**Instructions for the task**
Translate this sentence from the HaCKS workshop report into Spanish: "Keith Tse, who works in the linguistics department at York, spoke about the derivation of cleft constructions in Chinese dialects."

**Excerpted passage**
** Start **
A report from the second HaCKS workshop of 2018-19 – by Thomas Rollings

Tom Rollings is a PhD researcher whose work focuses on the intersection of linguistics and intellectual history in imperial Russia. In February, Tom attended the HaCKS workshop in York and he would like to share a summary and commentary about this event.

He writes:

After introductions over generously provided tea and biscuits, Johanna Blakey, a PhD student at Sheffield, kicked off with an overview of her research on dialect continuity and change in Sheffield. Johanna underlined that Sheffield has a history of dialectal research because of its marked social inequality. Johanna is looking to establish how factors such as deindustrialisation and the rise of service sector industries have impacted on the evolution of the local dialect. Since the Sheffield dialect was studied in the 1980s and 1990s, the speaker is looking to compare the evidence she gathers to that gathered by previous studies.
During the discussion, Johanna clarified her growing interest in how attitudes, such as criticisms of the reconstruction of the city centre that left long-term residents disorientated, may serve as a marker for dialectical shift. In terms of indexicality, I found this talk fascinating because it highlighted how individuals respond to social change in their lifetime. Johanna’s research underscored how individual agency in Sheffield only makes sense in terms of wider regional shifts, but that these wider regional shifts can only be understood as a result of how people individually negotiate and renegotiate the pressures of social change.
Keith Tse, who works in the linguistics department at York, spoke about the derivation of cleft constructions in Chinese dialects. As Keith explained, his talk was an attempt to utilise Chomsky’s minimalist programme in the study of sociolinguistic evidence. The Chinese data were tricky for us to follow because none of us apart from Keith had any knowledge of Chinese. However, the use of regional variation in the constructions that Keith presented was clear. Moreover, Keith clarified the difference in the origins of constructions that are now, in certain dialects, mixed up and used interchangeably.
** End **
**Data segment**
** Start **
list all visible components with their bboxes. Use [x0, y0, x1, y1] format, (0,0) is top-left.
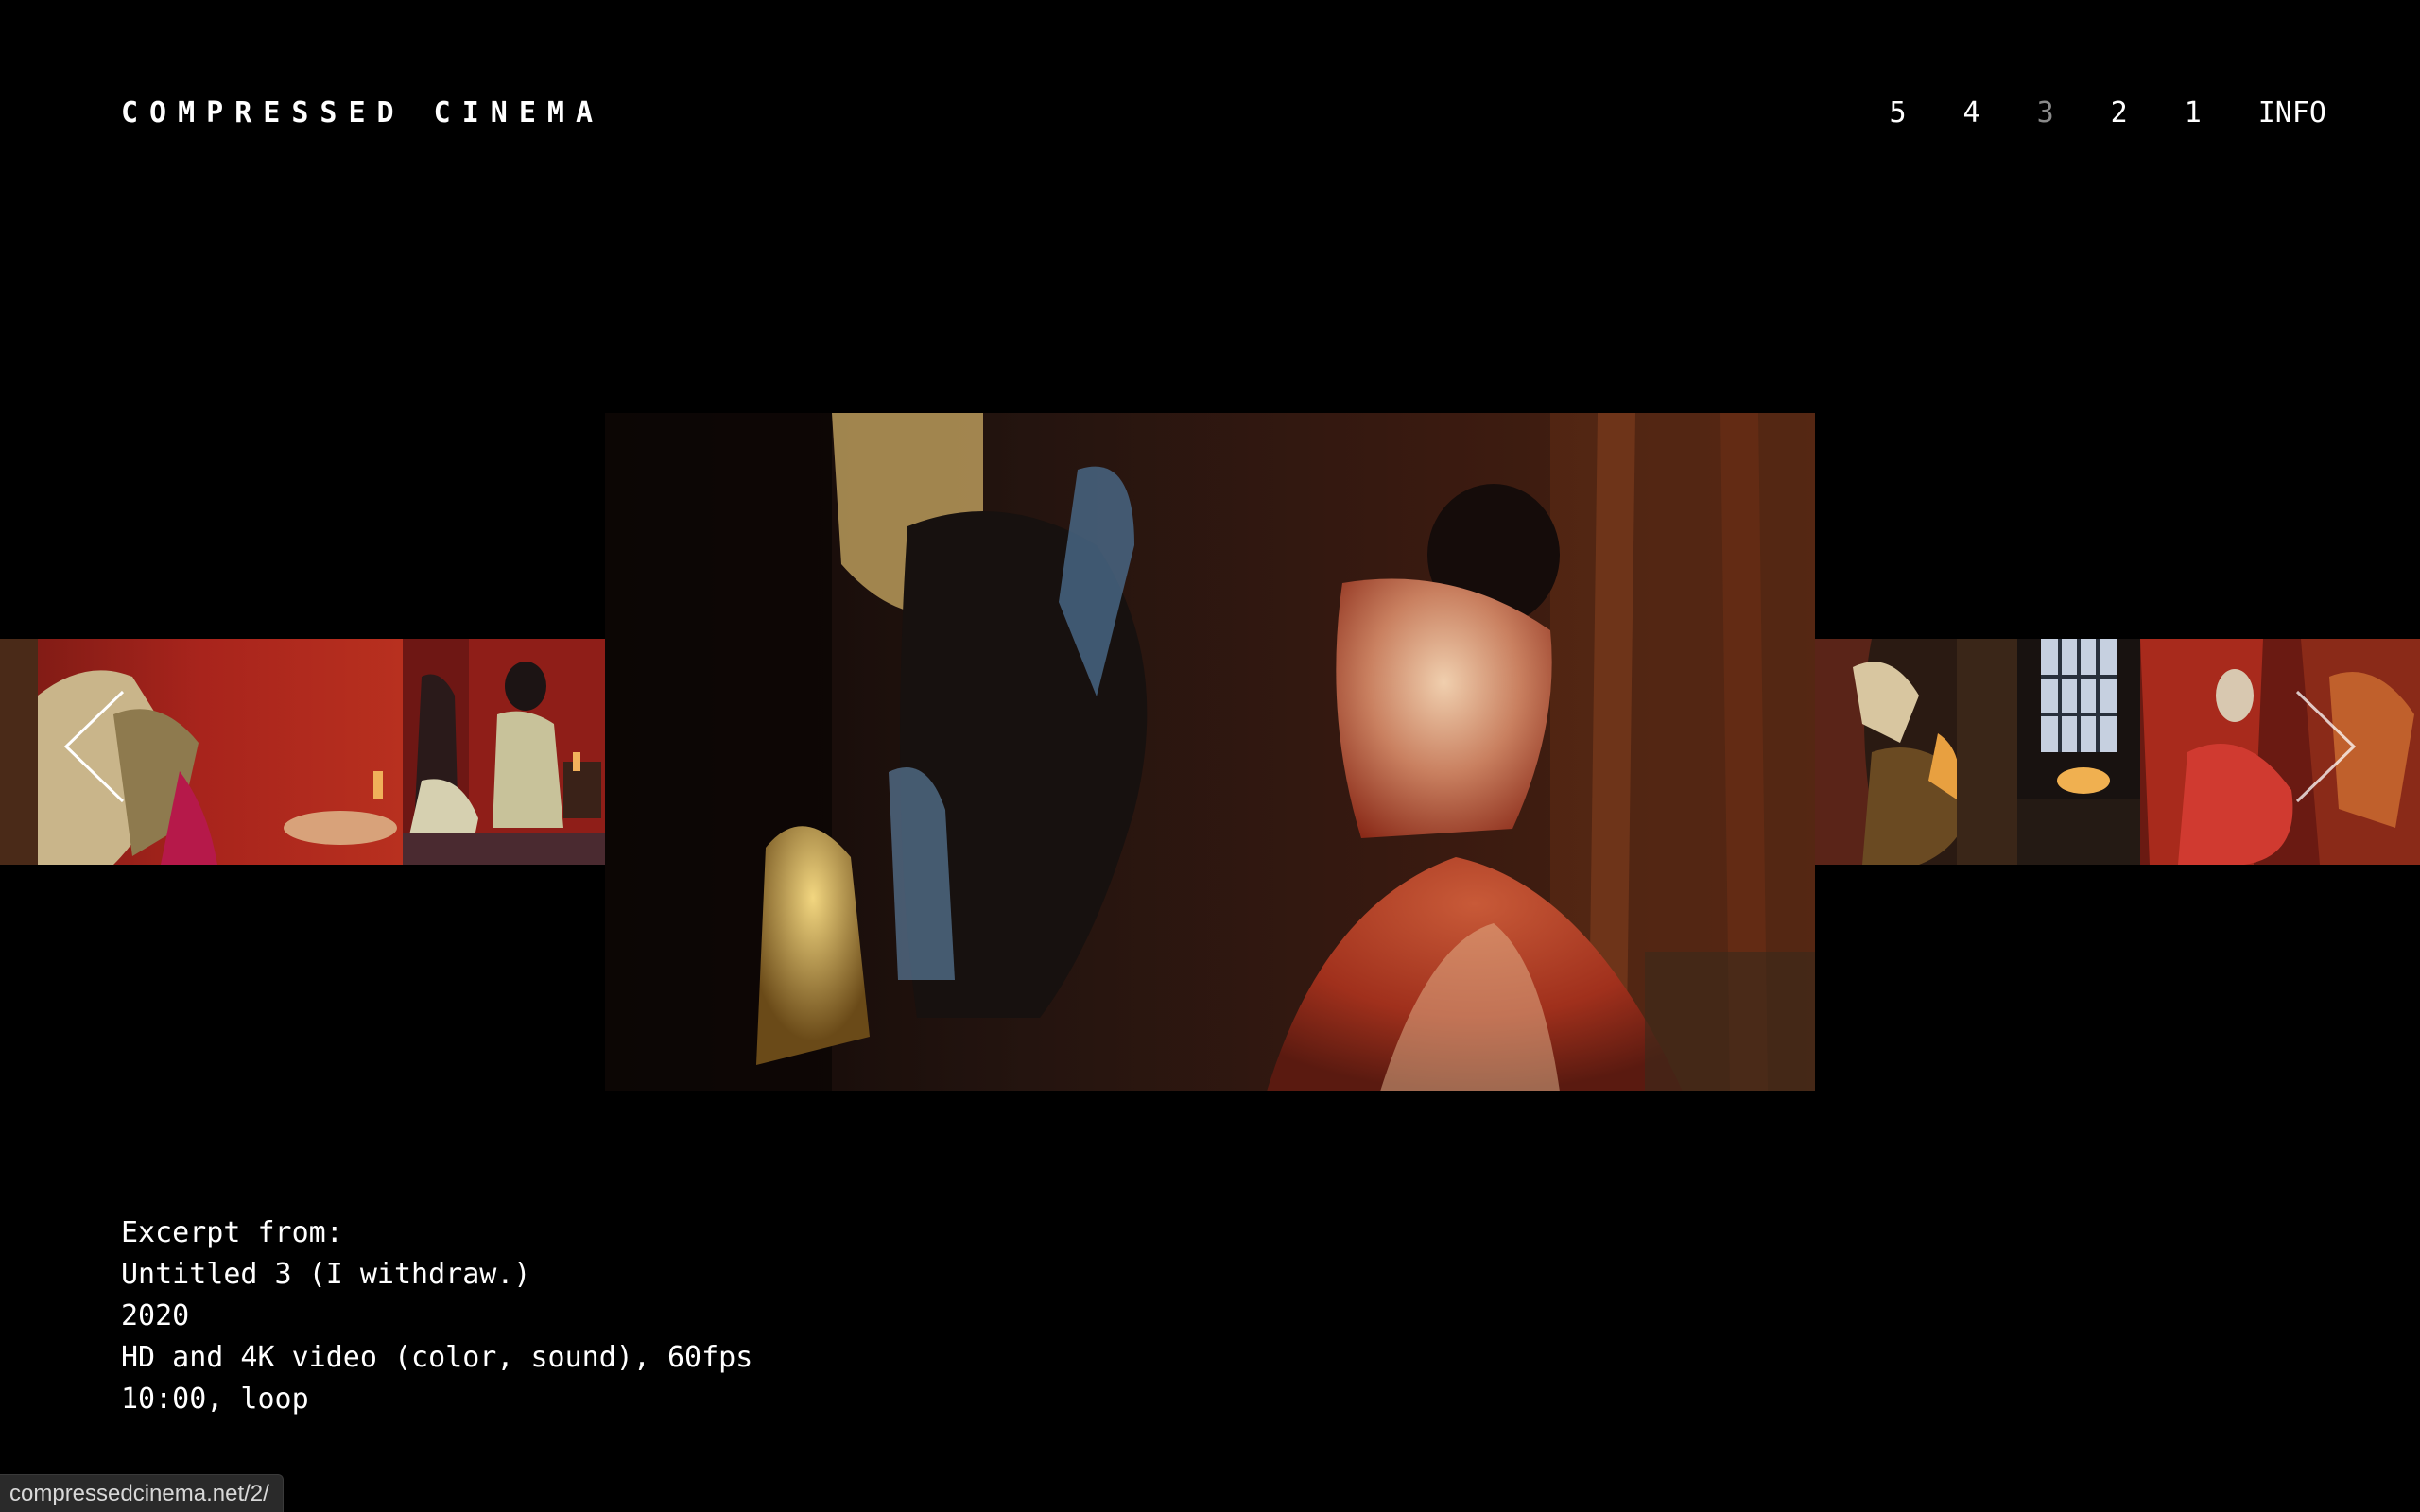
** End **
**Task response**
Keith Tse, que trabaja en el departamento de lingüística de York, habló sobre la derivación de las construcciones hendidas en los dialectos chinos.